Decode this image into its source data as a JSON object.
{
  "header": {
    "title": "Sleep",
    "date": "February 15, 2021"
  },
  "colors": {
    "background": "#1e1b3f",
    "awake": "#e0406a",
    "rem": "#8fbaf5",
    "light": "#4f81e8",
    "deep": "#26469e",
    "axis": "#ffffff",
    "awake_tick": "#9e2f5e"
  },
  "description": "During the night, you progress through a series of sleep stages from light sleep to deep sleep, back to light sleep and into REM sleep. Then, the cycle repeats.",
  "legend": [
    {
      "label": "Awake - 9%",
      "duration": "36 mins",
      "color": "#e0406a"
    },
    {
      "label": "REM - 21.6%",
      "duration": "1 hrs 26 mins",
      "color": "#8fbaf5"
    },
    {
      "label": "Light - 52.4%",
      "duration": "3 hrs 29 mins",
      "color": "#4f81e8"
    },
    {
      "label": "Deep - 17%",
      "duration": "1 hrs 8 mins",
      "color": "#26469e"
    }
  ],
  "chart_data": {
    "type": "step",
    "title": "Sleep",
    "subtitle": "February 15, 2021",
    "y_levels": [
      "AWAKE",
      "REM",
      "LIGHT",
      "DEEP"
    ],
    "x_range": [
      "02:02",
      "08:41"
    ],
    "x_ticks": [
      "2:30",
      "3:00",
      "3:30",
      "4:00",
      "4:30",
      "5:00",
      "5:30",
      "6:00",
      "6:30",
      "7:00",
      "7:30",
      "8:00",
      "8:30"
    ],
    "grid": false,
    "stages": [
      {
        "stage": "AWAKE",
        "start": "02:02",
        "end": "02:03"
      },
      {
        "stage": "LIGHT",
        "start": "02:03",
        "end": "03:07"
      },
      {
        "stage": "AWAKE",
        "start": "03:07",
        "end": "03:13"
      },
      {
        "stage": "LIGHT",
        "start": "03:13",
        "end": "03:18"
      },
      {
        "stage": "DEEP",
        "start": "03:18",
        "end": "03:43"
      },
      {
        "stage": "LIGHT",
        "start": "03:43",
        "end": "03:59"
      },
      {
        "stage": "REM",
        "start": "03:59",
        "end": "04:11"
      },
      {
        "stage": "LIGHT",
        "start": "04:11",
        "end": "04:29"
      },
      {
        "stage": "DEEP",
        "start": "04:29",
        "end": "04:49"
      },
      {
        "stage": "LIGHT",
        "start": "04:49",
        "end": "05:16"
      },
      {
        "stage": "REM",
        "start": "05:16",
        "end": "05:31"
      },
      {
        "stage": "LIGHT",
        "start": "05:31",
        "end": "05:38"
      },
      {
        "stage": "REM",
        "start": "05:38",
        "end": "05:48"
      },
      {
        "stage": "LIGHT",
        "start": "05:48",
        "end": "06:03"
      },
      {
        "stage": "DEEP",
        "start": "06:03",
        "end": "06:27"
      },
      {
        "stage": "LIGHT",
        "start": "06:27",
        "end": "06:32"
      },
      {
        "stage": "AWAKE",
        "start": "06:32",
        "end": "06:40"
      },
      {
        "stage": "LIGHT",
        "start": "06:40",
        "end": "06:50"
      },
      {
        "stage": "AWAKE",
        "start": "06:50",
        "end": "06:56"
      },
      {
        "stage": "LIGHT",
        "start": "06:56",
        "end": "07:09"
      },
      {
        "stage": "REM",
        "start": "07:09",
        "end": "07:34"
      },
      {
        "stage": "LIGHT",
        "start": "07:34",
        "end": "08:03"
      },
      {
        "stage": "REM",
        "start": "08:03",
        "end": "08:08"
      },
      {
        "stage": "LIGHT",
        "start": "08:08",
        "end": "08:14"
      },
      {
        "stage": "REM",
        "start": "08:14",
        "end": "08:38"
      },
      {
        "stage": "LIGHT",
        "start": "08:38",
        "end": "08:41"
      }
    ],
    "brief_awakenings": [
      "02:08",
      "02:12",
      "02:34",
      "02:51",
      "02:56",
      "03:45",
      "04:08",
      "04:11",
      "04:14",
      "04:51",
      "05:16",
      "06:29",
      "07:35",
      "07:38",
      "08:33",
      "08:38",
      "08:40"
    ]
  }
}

### Problem requirements
Print every entry exactly as written.

### Reply
Decode this image into its source data as a JSON object.
{
  "header": {
    "title": "Sleep",
    "date": "February 15, 2021"
  },
  "colors": {
    "background": "#1e1b3f",
    "awake": "#e0406a",
    "rem": "#8fbaf5",
    "light": "#4f81e8",
    "deep": "#26469e",
    "axis": "#ffffff",
    "awake_tick": "#9e2f5e"
  },
  "description": "During the night, you progress through a series of sleep stages from light sleep to deep sleep, back to light sleep and into REM sleep. Then, the cycle repeats.",
  "legend": [
    {
      "label": "Awake - 9%",
      "duration": "36 mins",
      "color": "#e0406a"
    },
    {
      "label": "REM - 21.6%",
      "duration": "1 hrs 26 mins",
      "color": "#8fbaf5"
    },
    {
      "label": "Light - 52.4%",
      "duration": "3 hrs 29 mins",
      "color": "#4f81e8"
    },
    {
      "label": "Deep - 17%",
      "duration": "1 hrs 8 mins",
      "color": "#26469e"
    }
  ],
  "chart_data": {
    "type": "step",
    "title": "Sleep",
    "subtitle": "February 15, 2021",
    "y_levels": [
      "AWAKE",
      "REM",
      "LIGHT",
      "DEEP"
    ],
    "x_range": [
      "02:02",
      "08:41"
    ],
    "x_ticks": [
      "2:30",
      "3:00",
      "3:30",
      "4:00",
      "4:30",
      "5:00",
      "5:30",
      "6:00",
      "6:30",
      "7:00",
      "7:30",
      "8:00",
      "8:30"
    ],
    "grid": false,
    "stages": [
      {
        "stage": "AWAKE",
        "start": "02:02",
        "end": "02:03"
      },
      {
        "stage": "LIGHT",
        "start": "02:03",
        "end": "03:07"
      },
      {
        "stage": "AWAKE",
        "start": "03:07",
        "end": "03:13"
      },
      {
        "stage": "LIGHT",
        "start": "03:13",
        "end": "03:18"
      },
      {
        "stage": "DEEP",
        "start": "03:18",
        "end": "03:43"
      },
      {
        "stage": "LIGHT",
        "start": "03:43",
        "end": "03:59"
      },
      {
        "stage": "REM",
        "start": "03:59",
        "end": "04:11"
      },
      {
        "stage": "LIGHT",
        "start": "04:11",
        "end": "04:29"
      },
      {
        "stage": "DEEP",
        "start": "04:29",
        "end": "04:49"
      },
      {
        "stage": "LIGHT",
        "start": "04:49",
        "end": "05:16"
      },
      {
        "stage": "REM",
        "start": "05:16",
        "end": "05:31"
      },
      {
        "stage": "LIGHT",
        "start": "05:31",
        "end": "05:38"
      },
      {
        "stage": "REM",
        "start": "05:38",
        "end": "05:48"
      },
      {
        "stage": "LIGHT",
        "start": "05:48",
        "end": "06:03"
      },
      {
        "stage": "DEEP",
        "start": "06:03",
        "end": "06:27"
      },
      {
        "stage": "LIGHT",
        "start": "06:27",
        "end": "06:32"
      },
      {
        "stage": "AWAKE",
        "start": "06:32",
        "end": "06:40"
      },
      {
        "stage": "LIGHT",
        "start": "06:40",
        "end": "06:50"
      },
      {
        "stage": "AWAKE",
        "start": "06:50",
        "end": "06:56"
      },
      {
        "stage": "LIGHT",
        "start": "06:56",
        "end": "07:09"
      },
      {
        "stage": "REM",
        "start": "07:09",
        "end": "07:34"
      },
      {
        "stage": "LIGHT",
        "start": "07:34",
        "end": "08:03"
      },
      {
        "stage": "REM",
        "start": "08:03",
        "end": "08:08"
      },
      {
        "stage": "LIGHT",
        "start": "08:08",
        "end": "08:14"
      },
      {
        "stage": "REM",
        "start": "08:14",
        "end": "08:38"
      },
      {
        "stage": "LIGHT",
        "start": "08:38",
        "end": "08:41"
      }
    ],
    "brief_awakenings": [
      "02:08",
      "02:12",
      "02:34",
      "02:51",
      "02:56",
      "03:45",
      "04:08",
      "04:11",
      "04:14",
      "04:51",
      "05:16",
      "06:29",
      "07:35",
      "07:38",
      "08:33",
      "08:38",
      "08:40"
    ]
  }
}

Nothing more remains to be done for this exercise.